-- Begin --

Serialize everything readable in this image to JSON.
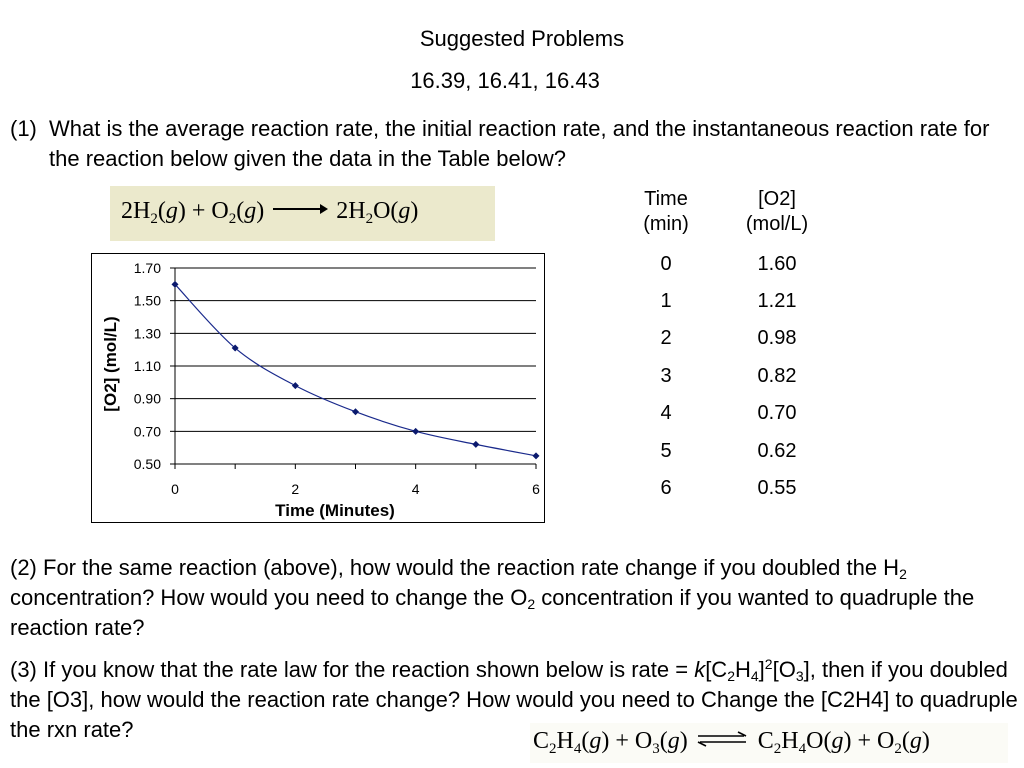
{
  "heading": {
    "title": "Suggested Problems",
    "problems": "16.39, 16.41, 16.43"
  },
  "question1": {
    "number": "(1)",
    "text": "What is the average reaction rate, the initial reaction rate, and the instantaneous reaction rate for the reaction below given the data in the Table below?"
  },
  "equation1": {
    "left": "2H",
    "h2_sub": "2",
    "g1": "g",
    "plus": "+ O",
    "o2_sub": "2",
    "g2": "g",
    "right": "2H",
    "h2o_sub": "2",
    "o": "O",
    "g3": "g"
  },
  "table": {
    "col1_header": [
      "Time",
      "(min)"
    ],
    "col2_header": [
      "[O2]",
      "(mol/L)"
    ],
    "rows": [
      {
        "time": "0",
        "conc": "1.60"
      },
      {
        "time": "1",
        "conc": "1.21"
      },
      {
        "time": "2",
        "conc": "0.98"
      },
      {
        "time": "3",
        "conc": "0.82"
      },
      {
        "time": "4",
        "conc": "0.70"
      },
      {
        "time": "5",
        "conc": "0.62"
      },
      {
        "time": "6",
        "conc": "0.55"
      }
    ]
  },
  "chart_data": {
    "type": "line",
    "x": [
      0,
      1,
      2,
      3,
      4,
      5,
      6
    ],
    "series": [
      {
        "values": [
          1.6,
          1.21,
          0.98,
          0.82,
          0.7,
          0.62,
          0.55
        ]
      }
    ],
    "title": "",
    "xlabel": "Time (Minutes)",
    "ylabel": "[O2] (mol/L)",
    "xlim": [
      0,
      6
    ],
    "ylim": [
      0.5,
      1.7
    ],
    "xticks": [
      "0",
      "2",
      "4",
      "6"
    ],
    "xtick_values": [
      0,
      2,
      4,
      6
    ],
    "yticks": [
      "0.50",
      "0.70",
      "0.90",
      "1.10",
      "1.30",
      "1.50",
      "1.70"
    ],
    "ytick_values": [
      0.5,
      0.7,
      0.9,
      1.1,
      1.3,
      1.5,
      1.7
    ],
    "grid": "horizontal",
    "line_color": "#1a2a8c",
    "marker_color": "#0b1a6e"
  },
  "question2": {
    "p1": "(2) For the same reaction (above), how would the reaction rate change if you doubled the H",
    "sub1": "2",
    "p2": " concentration?  How would you need to change the O",
    "sub2": "2",
    "p3": " concentration if you wanted to quadruple the reaction rate?"
  },
  "question3": {
    "p1": "(3) If you know that the rate law for the reaction shown below is rate = ",
    "k": "k",
    "p2": "[C",
    "sub1": "2",
    "p3": "H",
    "sub2": "4",
    "p4": "]",
    "sup1": "2",
    "p5": "[O",
    "sub3": "3",
    "p6": "], then if you doubled the [O3], how would the reaction rate change? How would you need to Change the [C2H4] to quadruple the rxn rate?"
  },
  "equation2": {
    "c": "C",
    "s1": "2",
    "h": "H",
    "s2": "4",
    "g1": "g",
    "plus1": "+ O",
    "s3": "3",
    "g2": "g",
    "c2": "C",
    "s4": "2",
    "h2": "H",
    "s5": "4",
    "o": "O",
    "g3": "g",
    "plus2": "+ O",
    "s6": "2",
    "g4": "g"
  }
}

-- End --

### TASK TO COMPLETE
Repeat each entry exactly as given; no pictures belong in the copy.

### COMPLETE ANSWER
Serialize everything readable in this image to JSON.
{
  "heading": {
    "title": "Suggested Problems",
    "problems": "16.39, 16.41, 16.43"
  },
  "question1": {
    "number": "(1)",
    "text": "What is the average reaction rate, the initial reaction rate, and the instantaneous reaction rate for the reaction below given the data in the Table below?"
  },
  "equation1": {
    "left": "2H",
    "h2_sub": "2",
    "g1": "g",
    "plus": "+ O",
    "o2_sub": "2",
    "g2": "g",
    "right": "2H",
    "h2o_sub": "2",
    "o": "O",
    "g3": "g"
  },
  "table": {
    "col1_header": [
      "Time",
      "(min)"
    ],
    "col2_header": [
      "[O2]",
      "(mol/L)"
    ],
    "rows": [
      {
        "time": "0",
        "conc": "1.60"
      },
      {
        "time": "1",
        "conc": "1.21"
      },
      {
        "time": "2",
        "conc": "0.98"
      },
      {
        "time": "3",
        "conc": "0.82"
      },
      {
        "time": "4",
        "conc": "0.70"
      },
      {
        "time": "5",
        "conc": "0.62"
      },
      {
        "time": "6",
        "conc": "0.55"
      }
    ]
  },
  "chart_data": {
    "type": "line",
    "x": [
      0,
      1,
      2,
      3,
      4,
      5,
      6
    ],
    "series": [
      {
        "values": [
          1.6,
          1.21,
          0.98,
          0.82,
          0.7,
          0.62,
          0.55
        ]
      }
    ],
    "title": "",
    "xlabel": "Time (Minutes)",
    "ylabel": "[O2] (mol/L)",
    "xlim": [
      0,
      6
    ],
    "ylim": [
      0.5,
      1.7
    ],
    "xticks": [
      "0",
      "2",
      "4",
      "6"
    ],
    "xtick_values": [
      0,
      2,
      4,
      6
    ],
    "yticks": [
      "0.50",
      "0.70",
      "0.90",
      "1.10",
      "1.30",
      "1.50",
      "1.70"
    ],
    "ytick_values": [
      0.5,
      0.7,
      0.9,
      1.1,
      1.3,
      1.5,
      1.7
    ],
    "grid": "horizontal",
    "line_color": "#1a2a8c",
    "marker_color": "#0b1a6e"
  },
  "question2": {
    "p1": "(2) For the same reaction (above), how would the reaction rate change if you doubled the H",
    "sub1": "2",
    "p2": " concentration?  How would you need to change the O",
    "sub2": "2",
    "p3": " concentration if you wanted to quadruple the reaction rate?"
  },
  "question3": {
    "p1": "(3) If you know that the rate law for the reaction shown below is rate = ",
    "k": "k",
    "p2": "[C",
    "sub1": "2",
    "p3": "H",
    "sub2": "4",
    "p4": "]",
    "sup1": "2",
    "p5": "[O",
    "sub3": "3",
    "p6": "], then if you doubled the [O3], how would the reaction rate change? How would you need to Change the [C2H4] to quadruple the rxn rate?"
  },
  "equation2": {
    "c": "C",
    "s1": "2",
    "h": "H",
    "s2": "4",
    "g1": "g",
    "plus1": "+ O",
    "s3": "3",
    "g2": "g",
    "c2": "C",
    "s4": "2",
    "h2": "H",
    "s5": "4",
    "o": "O",
    "g3": "g",
    "plus2": "+ O",
    "s6": "2",
    "g4": "g"
  }
}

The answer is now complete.